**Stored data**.
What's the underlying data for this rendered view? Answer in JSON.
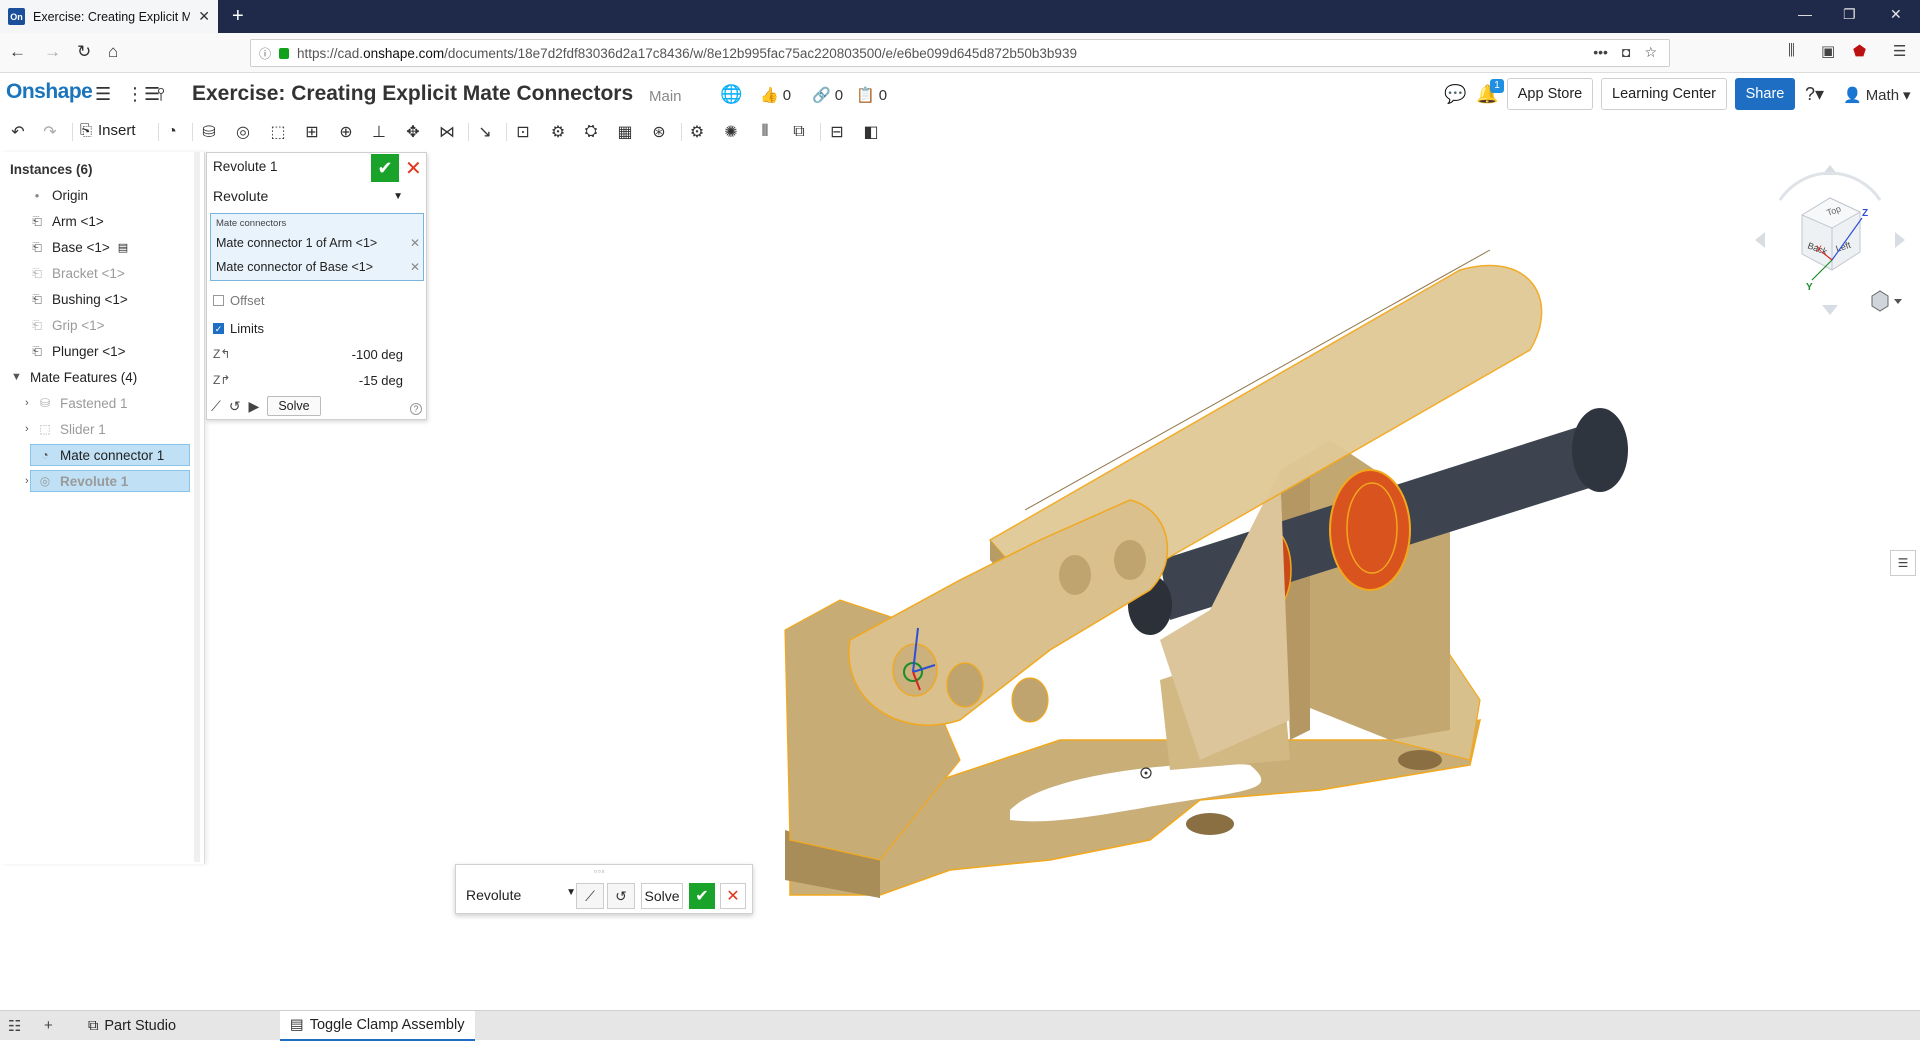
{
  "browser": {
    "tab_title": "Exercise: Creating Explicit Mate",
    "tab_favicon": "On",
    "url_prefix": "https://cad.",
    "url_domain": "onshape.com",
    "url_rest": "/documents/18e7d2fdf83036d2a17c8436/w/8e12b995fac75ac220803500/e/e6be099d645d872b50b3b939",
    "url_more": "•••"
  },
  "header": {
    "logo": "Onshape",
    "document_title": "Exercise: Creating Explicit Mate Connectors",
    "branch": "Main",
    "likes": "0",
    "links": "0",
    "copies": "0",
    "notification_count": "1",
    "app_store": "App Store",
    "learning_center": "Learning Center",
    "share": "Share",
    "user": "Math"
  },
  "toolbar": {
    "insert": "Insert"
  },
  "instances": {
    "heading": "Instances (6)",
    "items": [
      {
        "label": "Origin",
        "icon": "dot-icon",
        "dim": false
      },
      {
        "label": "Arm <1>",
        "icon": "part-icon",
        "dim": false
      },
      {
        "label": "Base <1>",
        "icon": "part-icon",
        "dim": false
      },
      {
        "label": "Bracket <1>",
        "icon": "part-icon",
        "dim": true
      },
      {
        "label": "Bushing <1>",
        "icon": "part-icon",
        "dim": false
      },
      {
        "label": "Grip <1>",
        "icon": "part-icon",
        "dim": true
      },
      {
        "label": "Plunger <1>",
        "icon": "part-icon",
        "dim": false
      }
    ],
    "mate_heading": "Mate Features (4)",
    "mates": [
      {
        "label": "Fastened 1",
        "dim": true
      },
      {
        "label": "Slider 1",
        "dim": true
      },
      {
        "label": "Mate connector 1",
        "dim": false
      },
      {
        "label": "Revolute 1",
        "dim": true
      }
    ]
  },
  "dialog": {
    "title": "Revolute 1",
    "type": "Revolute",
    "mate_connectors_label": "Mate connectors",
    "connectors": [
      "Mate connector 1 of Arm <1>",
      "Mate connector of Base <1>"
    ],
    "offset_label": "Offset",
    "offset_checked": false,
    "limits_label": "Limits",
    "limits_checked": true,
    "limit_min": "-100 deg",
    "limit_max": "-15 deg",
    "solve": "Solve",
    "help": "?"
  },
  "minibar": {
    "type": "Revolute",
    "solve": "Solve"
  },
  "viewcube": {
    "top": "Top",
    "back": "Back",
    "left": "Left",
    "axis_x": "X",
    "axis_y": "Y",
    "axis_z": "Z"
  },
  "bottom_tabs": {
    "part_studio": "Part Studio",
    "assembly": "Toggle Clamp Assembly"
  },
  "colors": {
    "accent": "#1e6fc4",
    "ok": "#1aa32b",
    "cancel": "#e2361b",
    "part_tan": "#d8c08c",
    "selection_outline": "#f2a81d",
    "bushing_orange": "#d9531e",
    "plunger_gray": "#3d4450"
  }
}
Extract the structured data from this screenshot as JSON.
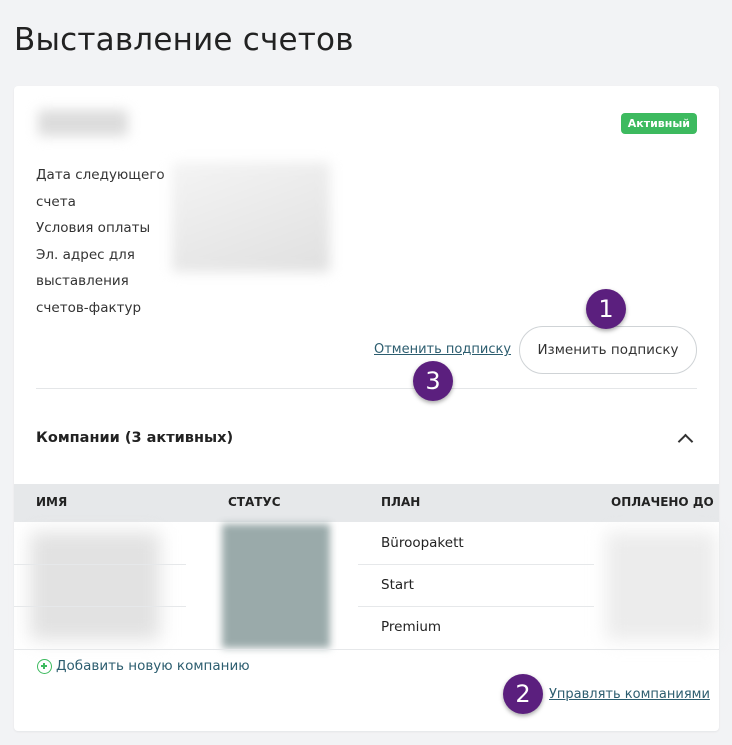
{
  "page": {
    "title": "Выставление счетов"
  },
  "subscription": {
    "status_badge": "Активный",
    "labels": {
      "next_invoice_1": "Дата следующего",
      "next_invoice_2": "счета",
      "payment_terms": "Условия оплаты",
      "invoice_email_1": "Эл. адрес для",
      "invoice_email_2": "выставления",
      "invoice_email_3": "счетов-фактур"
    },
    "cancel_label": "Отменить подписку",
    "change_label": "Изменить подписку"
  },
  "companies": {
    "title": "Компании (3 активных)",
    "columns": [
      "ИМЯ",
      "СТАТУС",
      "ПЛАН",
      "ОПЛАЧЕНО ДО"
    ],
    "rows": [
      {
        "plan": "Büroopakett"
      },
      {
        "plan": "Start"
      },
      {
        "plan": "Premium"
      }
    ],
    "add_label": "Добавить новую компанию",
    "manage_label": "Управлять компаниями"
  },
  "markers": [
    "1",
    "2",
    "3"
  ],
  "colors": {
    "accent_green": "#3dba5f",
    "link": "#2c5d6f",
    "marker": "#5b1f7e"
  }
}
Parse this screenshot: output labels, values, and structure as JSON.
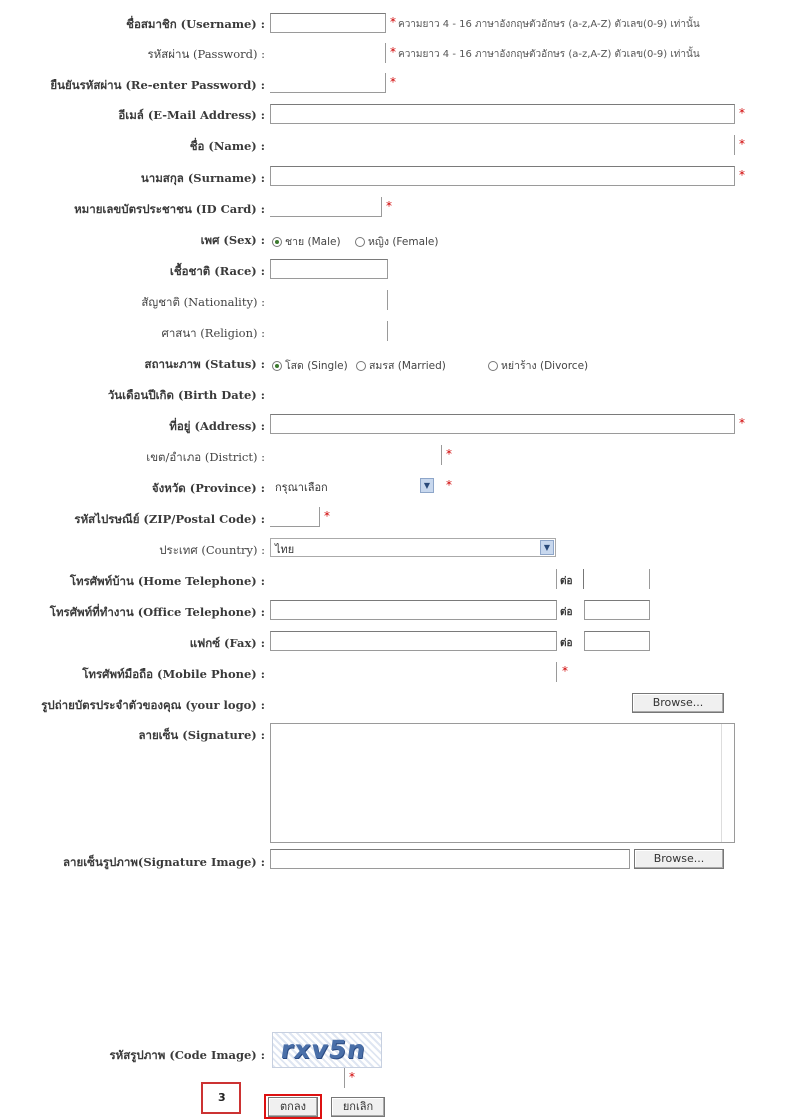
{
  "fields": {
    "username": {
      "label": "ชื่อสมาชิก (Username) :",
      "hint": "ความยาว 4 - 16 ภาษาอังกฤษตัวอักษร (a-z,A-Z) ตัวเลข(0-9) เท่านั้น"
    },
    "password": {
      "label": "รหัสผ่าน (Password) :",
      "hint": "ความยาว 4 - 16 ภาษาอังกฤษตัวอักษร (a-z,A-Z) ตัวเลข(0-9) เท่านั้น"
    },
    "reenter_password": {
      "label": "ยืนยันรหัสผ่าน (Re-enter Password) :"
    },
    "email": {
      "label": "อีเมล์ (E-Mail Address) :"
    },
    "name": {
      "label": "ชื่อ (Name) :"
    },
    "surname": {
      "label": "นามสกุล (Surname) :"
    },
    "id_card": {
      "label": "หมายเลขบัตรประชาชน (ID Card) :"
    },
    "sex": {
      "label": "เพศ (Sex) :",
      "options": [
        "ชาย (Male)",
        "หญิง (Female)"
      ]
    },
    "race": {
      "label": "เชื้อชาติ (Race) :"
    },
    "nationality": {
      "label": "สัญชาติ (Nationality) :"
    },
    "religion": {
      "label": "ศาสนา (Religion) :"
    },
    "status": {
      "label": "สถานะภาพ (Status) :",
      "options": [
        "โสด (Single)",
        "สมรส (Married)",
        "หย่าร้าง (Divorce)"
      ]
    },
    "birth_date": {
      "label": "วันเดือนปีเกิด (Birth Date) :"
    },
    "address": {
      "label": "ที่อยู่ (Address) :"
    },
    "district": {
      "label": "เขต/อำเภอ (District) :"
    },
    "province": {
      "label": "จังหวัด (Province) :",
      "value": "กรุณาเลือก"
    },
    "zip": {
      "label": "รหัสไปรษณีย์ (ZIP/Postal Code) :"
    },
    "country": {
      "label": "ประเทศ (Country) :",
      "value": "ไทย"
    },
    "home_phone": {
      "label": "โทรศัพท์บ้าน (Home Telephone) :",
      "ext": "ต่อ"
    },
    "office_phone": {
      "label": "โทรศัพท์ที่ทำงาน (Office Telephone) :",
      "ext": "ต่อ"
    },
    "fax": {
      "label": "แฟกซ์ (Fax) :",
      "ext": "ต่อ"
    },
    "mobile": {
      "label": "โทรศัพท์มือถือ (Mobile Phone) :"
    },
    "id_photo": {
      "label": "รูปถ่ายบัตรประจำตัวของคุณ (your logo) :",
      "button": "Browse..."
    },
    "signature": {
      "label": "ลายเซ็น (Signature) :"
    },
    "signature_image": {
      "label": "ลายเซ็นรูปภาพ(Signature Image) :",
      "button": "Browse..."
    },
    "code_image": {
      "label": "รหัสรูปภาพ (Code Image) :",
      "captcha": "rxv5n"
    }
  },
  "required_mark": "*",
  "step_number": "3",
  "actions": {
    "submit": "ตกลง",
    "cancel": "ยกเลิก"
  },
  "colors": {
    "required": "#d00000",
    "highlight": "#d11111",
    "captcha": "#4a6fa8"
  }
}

**WRITTEN EXERCISE**. Copy each line exactly, and leave the pictures out of your copy.

**RIGHT ANSWER**.
What's the underlying data for this rendered view? Answer in JSON.
{
  "browser": {
    "tab_title": "Exercise: Creating Explicit Mate",
    "tab_favicon": "On",
    "url_prefix": "https://cad.",
    "url_domain": "onshape.com",
    "url_rest": "/documents/18e7d2fdf83036d2a17c8436/w/8e12b995fac75ac220803500/e/e6be099d645d872b50b3b939",
    "url_more": "•••"
  },
  "header": {
    "logo": "Onshape",
    "document_title": "Exercise: Creating Explicit Mate Connectors",
    "branch": "Main",
    "likes": "0",
    "links": "0",
    "copies": "0",
    "notification_count": "1",
    "app_store": "App Store",
    "learning_center": "Learning Center",
    "share": "Share",
    "user": "Math"
  },
  "toolbar": {
    "insert": "Insert"
  },
  "instances": {
    "heading": "Instances (6)",
    "items": [
      {
        "label": "Origin",
        "icon": "dot-icon",
        "dim": false
      },
      {
        "label": "Arm <1>",
        "icon": "part-icon",
        "dim": false
      },
      {
        "label": "Base <1>",
        "icon": "part-icon",
        "dim": false
      },
      {
        "label": "Bracket <1>",
        "icon": "part-icon",
        "dim": true
      },
      {
        "label": "Bushing <1>",
        "icon": "part-icon",
        "dim": false
      },
      {
        "label": "Grip <1>",
        "icon": "part-icon",
        "dim": true
      },
      {
        "label": "Plunger <1>",
        "icon": "part-icon",
        "dim": false
      }
    ],
    "mate_heading": "Mate Features (4)",
    "mates": [
      {
        "label": "Fastened 1",
        "dim": true
      },
      {
        "label": "Slider 1",
        "dim": true
      },
      {
        "label": "Mate connector 1",
        "dim": false
      },
      {
        "label": "Revolute 1",
        "dim": true
      }
    ]
  },
  "dialog": {
    "title": "Revolute 1",
    "type": "Revolute",
    "mate_connectors_label": "Mate connectors",
    "connectors": [
      "Mate connector 1 of Arm <1>",
      "Mate connector of Base <1>"
    ],
    "offset_label": "Offset",
    "offset_checked": false,
    "limits_label": "Limits",
    "limits_checked": true,
    "limit_min": "-100 deg",
    "limit_max": "-15 deg",
    "solve": "Solve",
    "help": "?"
  },
  "minibar": {
    "type": "Revolute",
    "solve": "Solve"
  },
  "viewcube": {
    "top": "Top",
    "back": "Back",
    "left": "Left",
    "axis_x": "X",
    "axis_y": "Y",
    "axis_z": "Z"
  },
  "bottom_tabs": {
    "part_studio": "Part Studio",
    "assembly": "Toggle Clamp Assembly"
  },
  "colors": {
    "accent": "#1e6fc4",
    "ok": "#1aa32b",
    "cancel": "#e2361b",
    "part_tan": "#d8c08c",
    "selection_outline": "#f2a81d",
    "bushing_orange": "#d9531e",
    "plunger_gray": "#3d4450"
  }
}
Extract the structured data from this screenshot as JSON.
{
  "page": {
    "title": "Выставление счетов"
  },
  "subscription": {
    "status_badge": "Активный",
    "labels": {
      "next_invoice_1": "Дата следующего",
      "next_invoice_2": "счета",
      "payment_terms": "Условия оплаты",
      "invoice_email_1": "Эл. адрес для",
      "invoice_email_2": "выставления",
      "invoice_email_3": "счетов-фактур"
    },
    "cancel_label": "Отменить подписку",
    "change_label": "Изменить подписку"
  },
  "companies": {
    "title": "Компании (3 активных)",
    "columns": [
      "ИМЯ",
      "СТАТУС",
      "ПЛАН",
      "ОПЛАЧЕНО ДО"
    ],
    "rows": [
      {
        "plan": "Büroopakett"
      },
      {
        "plan": "Start"
      },
      {
        "plan": "Premium"
      }
    ],
    "add_label": "Добавить новую компанию",
    "manage_label": "Управлять компаниями"
  },
  "markers": [
    "1",
    "2",
    "3"
  ],
  "colors": {
    "accent_green": "#3dba5f",
    "link": "#2c5d6f",
    "marker": "#5b1f7e"
  }
}
Parse this screenshot: output labels, values, and structure as JSON.
{
  "fields": {
    "username": {
      "label": "ชื่อสมาชิก (Username) :",
      "hint": "ความยาว 4 - 16 ภาษาอังกฤษตัวอักษร (a-z,A-Z) ตัวเลข(0-9) เท่านั้น"
    },
    "password": {
      "label": "รหัสผ่าน (Password) :",
      "hint": "ความยาว 4 - 16 ภาษาอังกฤษตัวอักษร (a-z,A-Z) ตัวเลข(0-9) เท่านั้น"
    },
    "reenter_password": {
      "label": "ยืนยันรหัสผ่าน (Re-enter Password) :"
    },
    "email": {
      "label": "อีเมล์ (E-Mail Address) :"
    },
    "name": {
      "label": "ชื่อ (Name) :"
    },
    "surname": {
      "label": "นามสกุล (Surname) :"
    },
    "id_card": {
      "label": "หมายเลขบัตรประชาชน (ID Card) :"
    },
    "sex": {
      "label": "เพศ (Sex) :",
      "options": [
        "ชาย (Male)",
        "หญิง (Female)"
      ]
    },
    "race": {
      "label": "เชื้อชาติ (Race) :"
    },
    "nationality": {
      "label": "สัญชาติ (Nationality) :"
    },
    "religion": {
      "label": "ศาสนา (Religion) :"
    },
    "status": {
      "label": "สถานะภาพ (Status) :",
      "options": [
        "โสด (Single)",
        "สมรส (Married)",
        "หย่าร้าง (Divorce)"
      ]
    },
    "birth_date": {
      "label": "วันเดือนปีเกิด (Birth Date) :"
    },
    "address": {
      "label": "ที่อยู่ (Address) :"
    },
    "district": {
      "label": "เขต/อำเภอ (District) :"
    },
    "province": {
      "label": "จังหวัด (Province) :",
      "value": "กรุณาเลือก"
    },
    "zip": {
      "label": "รหัสไปรษณีย์ (ZIP/Postal Code) :"
    },
    "country": {
      "label": "ประเทศ (Country) :",
      "value": "ไทย"
    },
    "home_phone": {
      "label": "โทรศัพท์บ้าน (Home Telephone) :",
      "ext": "ต่อ"
    },
    "office_phone": {
      "label": "โทรศัพท์ที่ทำงาน (Office Telephone) :",
      "ext": "ต่อ"
    },
    "fax": {
      "label": "แฟกซ์ (Fax) :",
      "ext": "ต่อ"
    },
    "mobile": {
      "label": "โทรศัพท์มือถือ (Mobile Phone) :"
    },
    "id_photo": {
      "label": "รูปถ่ายบัตรประจำตัวของคุณ (your logo) :",
      "button": "Browse..."
    },
    "signature": {
      "label": "ลายเซ็น (Signature) :"
    },
    "signature_image": {
      "label": "ลายเซ็นรูปภาพ(Signature Image) :",
      "button": "Browse..."
    },
    "code_image": {
      "label": "รหัสรูปภาพ (Code Image) :",
      "captcha": "rxv5n"
    }
  },
  "required_mark": "*",
  "step_number": "3",
  "actions": {
    "submit": "ตกลง",
    "cancel": "ยกเลิก"
  },
  "colors": {
    "required": "#d00000",
    "highlight": "#d11111",
    "captcha": "#4a6fa8"
  }
}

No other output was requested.